------ The data
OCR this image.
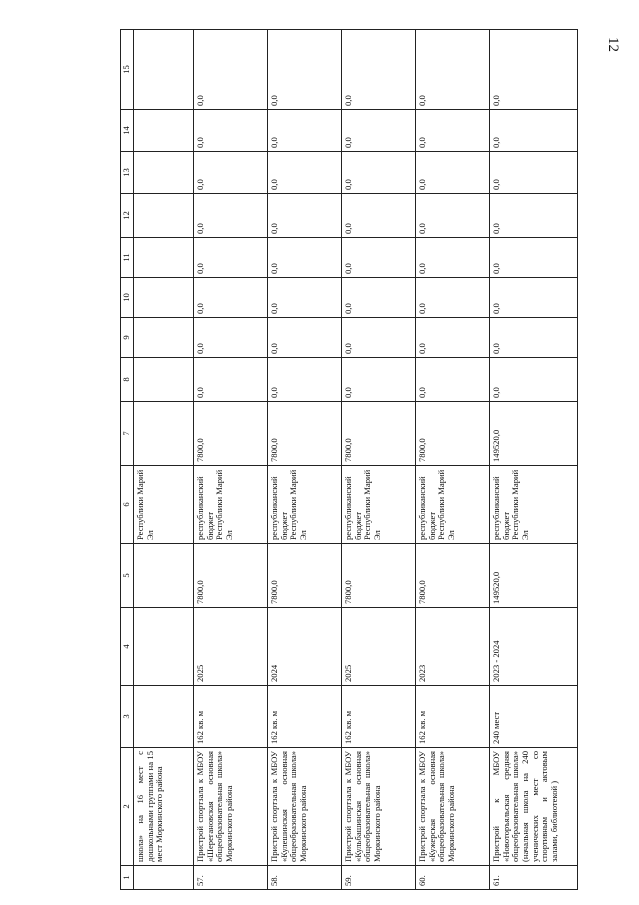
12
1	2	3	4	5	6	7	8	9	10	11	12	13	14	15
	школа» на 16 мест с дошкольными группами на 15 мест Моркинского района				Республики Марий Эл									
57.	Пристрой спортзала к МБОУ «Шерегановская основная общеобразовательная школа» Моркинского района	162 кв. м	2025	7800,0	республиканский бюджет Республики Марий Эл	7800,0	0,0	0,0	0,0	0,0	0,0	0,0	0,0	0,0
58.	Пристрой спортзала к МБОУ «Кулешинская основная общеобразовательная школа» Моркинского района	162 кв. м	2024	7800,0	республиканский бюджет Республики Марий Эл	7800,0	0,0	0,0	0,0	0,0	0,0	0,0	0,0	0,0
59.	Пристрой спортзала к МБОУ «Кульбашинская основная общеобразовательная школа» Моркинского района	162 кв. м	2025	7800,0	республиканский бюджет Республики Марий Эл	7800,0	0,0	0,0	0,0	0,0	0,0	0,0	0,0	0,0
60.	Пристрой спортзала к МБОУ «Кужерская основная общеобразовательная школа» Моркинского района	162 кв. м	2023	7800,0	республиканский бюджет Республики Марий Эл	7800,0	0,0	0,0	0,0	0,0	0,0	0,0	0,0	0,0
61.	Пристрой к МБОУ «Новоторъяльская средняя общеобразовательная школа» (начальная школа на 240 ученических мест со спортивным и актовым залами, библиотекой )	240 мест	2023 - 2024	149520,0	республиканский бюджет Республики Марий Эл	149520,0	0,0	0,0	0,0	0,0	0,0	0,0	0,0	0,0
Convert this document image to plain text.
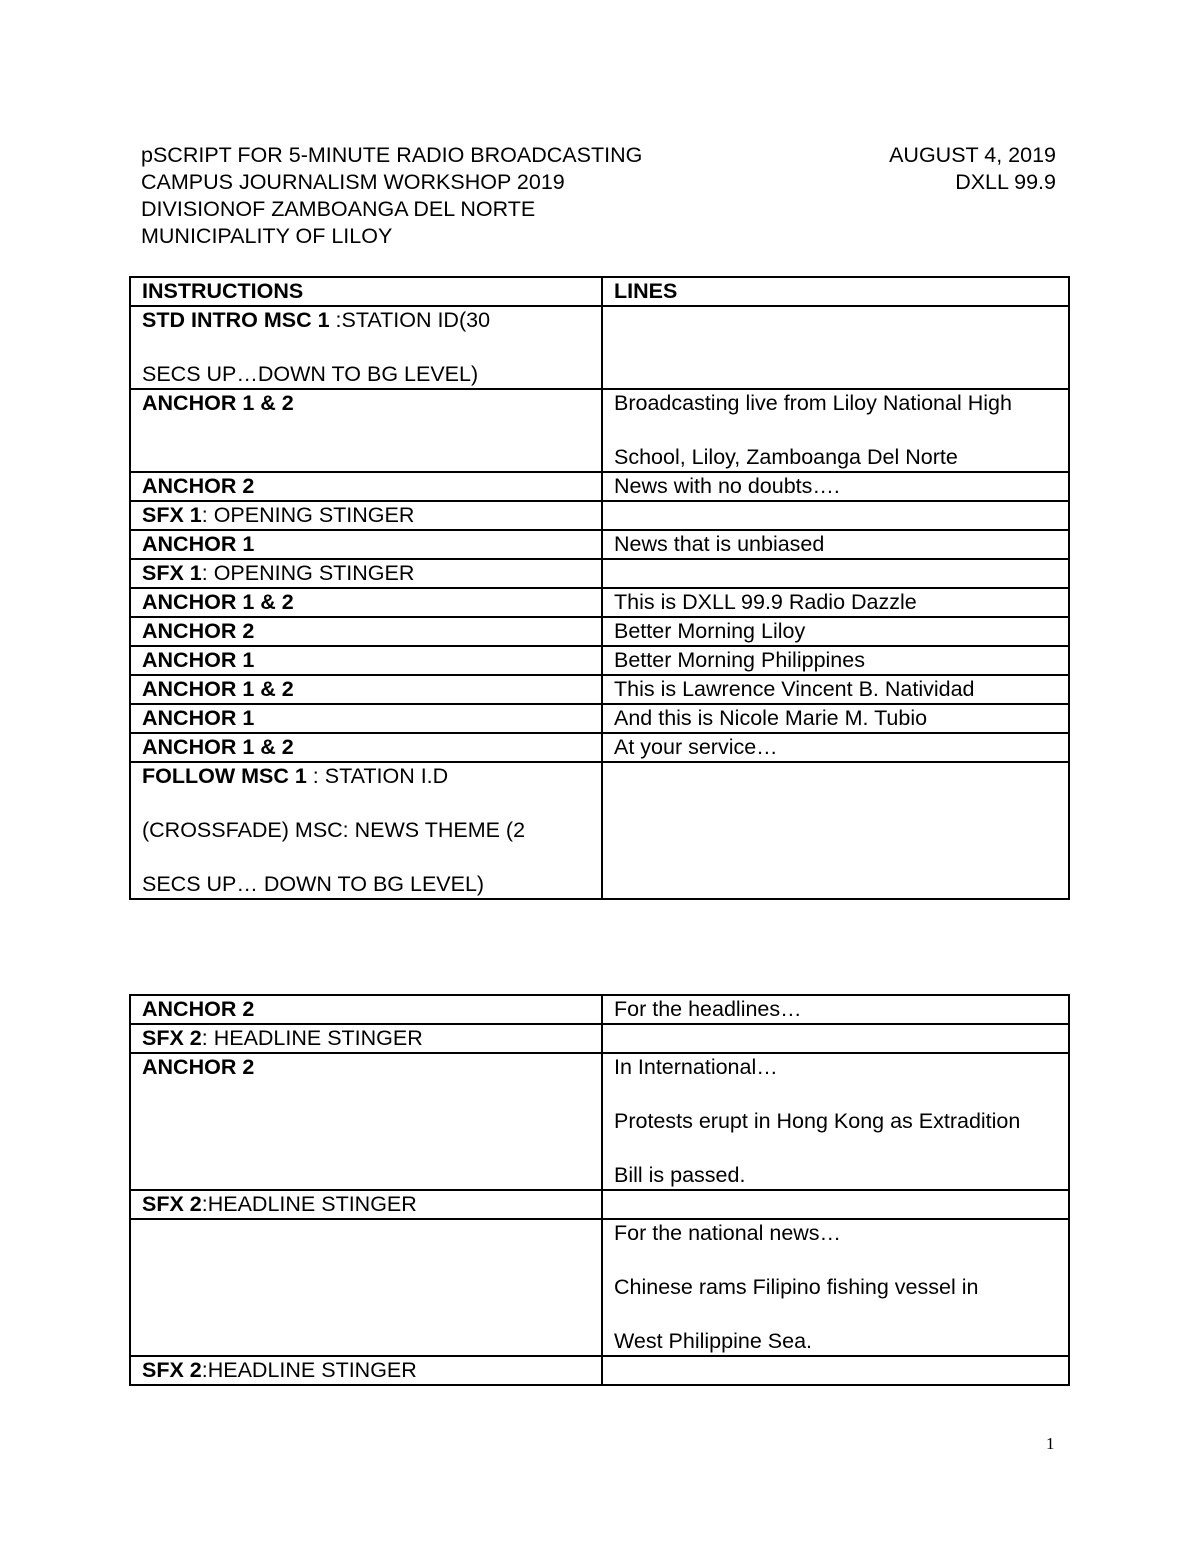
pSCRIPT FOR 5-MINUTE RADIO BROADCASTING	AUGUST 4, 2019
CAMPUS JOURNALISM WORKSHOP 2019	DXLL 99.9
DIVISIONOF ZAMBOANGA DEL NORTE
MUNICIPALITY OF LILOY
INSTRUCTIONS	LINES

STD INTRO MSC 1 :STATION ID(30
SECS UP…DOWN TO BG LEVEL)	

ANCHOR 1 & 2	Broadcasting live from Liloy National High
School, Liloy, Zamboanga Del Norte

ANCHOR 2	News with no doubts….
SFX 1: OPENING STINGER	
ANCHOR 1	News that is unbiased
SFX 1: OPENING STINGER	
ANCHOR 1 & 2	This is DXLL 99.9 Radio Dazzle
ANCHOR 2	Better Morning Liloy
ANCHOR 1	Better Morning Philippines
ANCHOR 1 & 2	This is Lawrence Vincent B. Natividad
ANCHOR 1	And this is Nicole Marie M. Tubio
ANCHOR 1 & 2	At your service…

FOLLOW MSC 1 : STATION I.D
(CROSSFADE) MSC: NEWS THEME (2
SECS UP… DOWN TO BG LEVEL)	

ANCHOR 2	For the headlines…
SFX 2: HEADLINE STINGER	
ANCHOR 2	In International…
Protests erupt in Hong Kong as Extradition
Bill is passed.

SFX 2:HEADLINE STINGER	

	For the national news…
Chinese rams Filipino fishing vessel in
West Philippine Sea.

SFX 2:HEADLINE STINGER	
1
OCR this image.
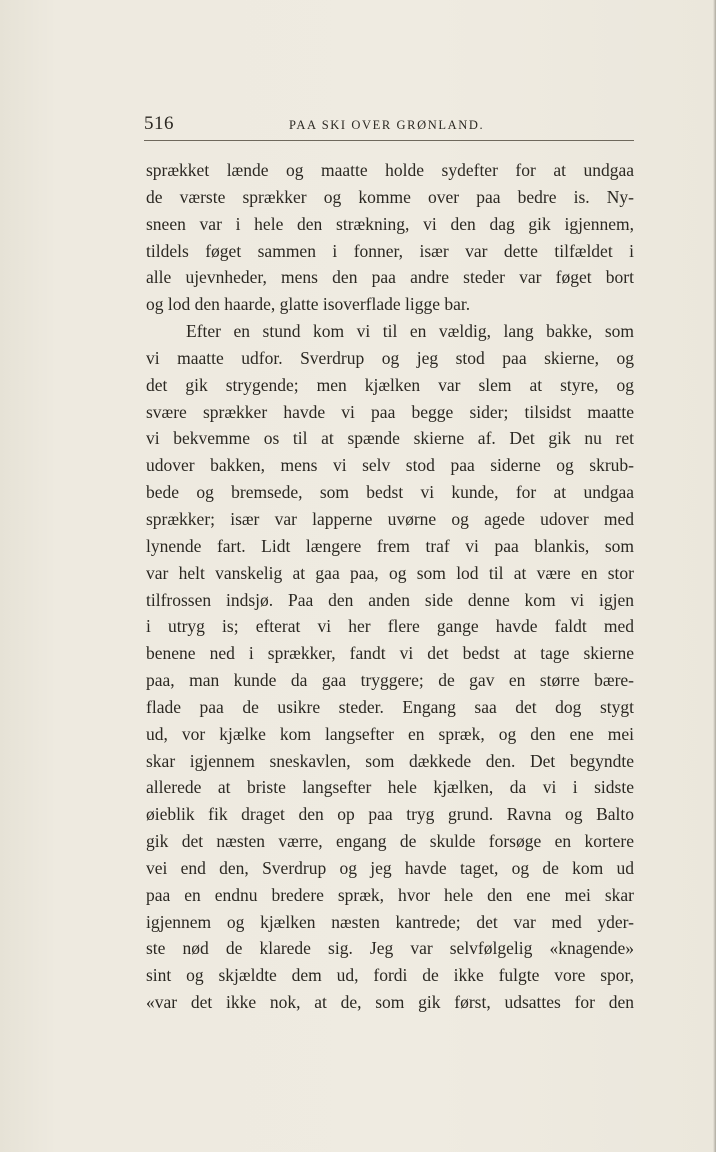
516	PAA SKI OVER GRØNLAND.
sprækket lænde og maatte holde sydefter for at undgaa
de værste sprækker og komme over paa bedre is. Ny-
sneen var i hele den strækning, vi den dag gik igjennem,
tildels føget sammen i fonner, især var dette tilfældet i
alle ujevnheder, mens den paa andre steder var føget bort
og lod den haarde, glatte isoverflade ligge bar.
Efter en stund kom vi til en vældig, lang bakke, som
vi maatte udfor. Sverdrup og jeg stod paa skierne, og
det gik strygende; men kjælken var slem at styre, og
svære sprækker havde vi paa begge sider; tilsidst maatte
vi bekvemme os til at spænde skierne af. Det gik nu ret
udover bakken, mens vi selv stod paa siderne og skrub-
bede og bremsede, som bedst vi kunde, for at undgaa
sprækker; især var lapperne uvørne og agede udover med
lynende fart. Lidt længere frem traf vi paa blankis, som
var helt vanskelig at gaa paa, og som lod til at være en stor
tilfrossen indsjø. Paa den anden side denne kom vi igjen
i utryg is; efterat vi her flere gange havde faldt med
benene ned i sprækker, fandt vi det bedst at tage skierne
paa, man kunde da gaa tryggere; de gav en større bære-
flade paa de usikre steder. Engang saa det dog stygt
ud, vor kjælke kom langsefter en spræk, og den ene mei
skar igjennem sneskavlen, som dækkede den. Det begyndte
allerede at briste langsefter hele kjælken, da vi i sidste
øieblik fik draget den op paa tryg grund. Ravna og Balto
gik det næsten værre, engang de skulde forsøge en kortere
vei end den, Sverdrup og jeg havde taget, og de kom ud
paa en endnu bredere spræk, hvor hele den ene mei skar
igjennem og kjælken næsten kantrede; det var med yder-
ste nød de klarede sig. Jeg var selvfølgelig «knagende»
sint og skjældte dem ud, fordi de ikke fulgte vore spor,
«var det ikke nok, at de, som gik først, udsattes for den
------------
Instruction
Search the data above for lines holding "kunde" and copy each of them.

Task result
bede og bremsede, som bedst vi kunde, for at undgaa
paa, man kunde da gaa tryggere; de gav en større bære-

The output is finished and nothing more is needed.